## Data to process
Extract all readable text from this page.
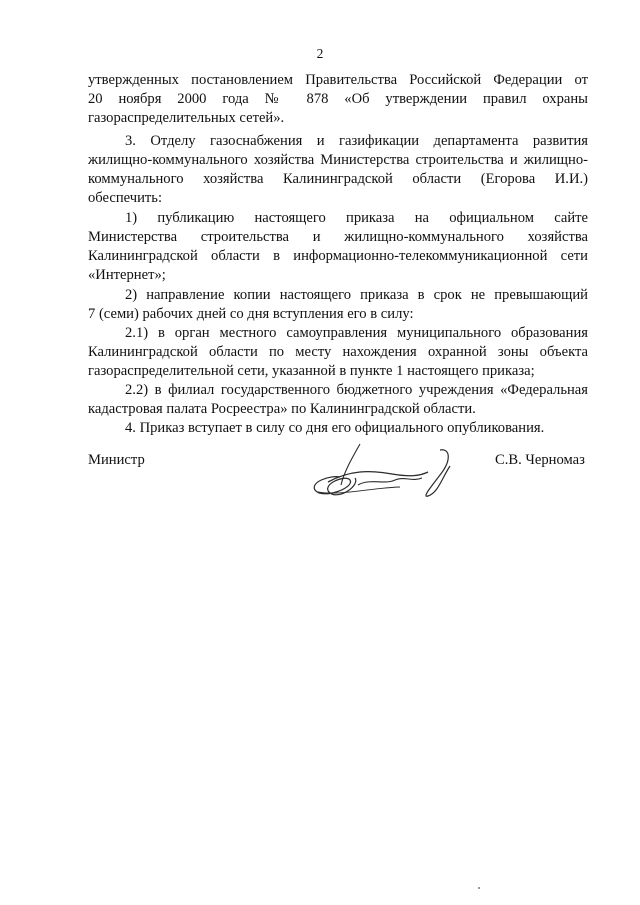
2
утвержденных постановлением Правительства Российской Федерации от
20 ноября 2000 года № 878 «Об утверждении правил охраны
газораспределительных сетей».
3. Отделу газоснабжения и газификации департамента развития
жилищно-коммунального хозяйства Министерства строительства и жилищно-
коммунального хозяйства Калининградской области (Егорова И.И.)
обеспечить:
1) публикацию настоящего приказа на официальном сайте
Министерства строительства и жилищно-коммунального хозяйства
Калининградской области в информационно-телекоммуникационной сети
«Интернет»;
2) направление копии настоящего приказа в срок не превышающий
7 (семи) рабочих дней со дня вступления его в силу:
2.1) в орган местного самоуправления муниципального образования
Калининградской области по месту нахождения охранной зоны объекта
газораспределительной сети, указанной в пункте 1 настоящего приказа;
2.2) в филиал государственного бюджетного учреждения «Федеральная
кадастровая палата Росреестра» по Калининградской области.
4. Приказ вступает в силу со дня его официального опубликования.
Министр	С.В. Черномаз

## Work to be completed
Go through the listing above and write it all out exactly, leaving out any picture.

## Solution to this problem
Extract all readable text from this page.
2
утвержденных постановлением Правительства Российской Федерации от
20 ноября 2000 года № 878 «Об утверждении правил охраны
газораспределительных сетей».
3. Отделу газоснабжения и газификации департамента развития
жилищно-коммунального хозяйства Министерства строительства и жилищно-
коммунального хозяйства Калининградской области (Егорова И.И.)
обеспечить:
1) публикацию настоящего приказа на официальном сайте
Министерства строительства и жилищно-коммунального хозяйства
Калининградской области в информационно-телекоммуникационной сети
«Интернет»;
2) направление копии настоящего приказа в срок не превышающий
7 (семи) рабочих дней со дня вступления его в силу:
2.1) в орган местного самоуправления муниципального образования
Калининградской области по месту нахождения охранной зоны объекта
газораспределительной сети, указанной в пункте 1 настоящего приказа;
2.2) в филиал государственного бюджетного учреждения «Федеральная
кадастровая палата Росреестра» по Калининградской области.
4. Приказ вступает в силу со дня его официального опубликования.
Министр	С.В. Черномаз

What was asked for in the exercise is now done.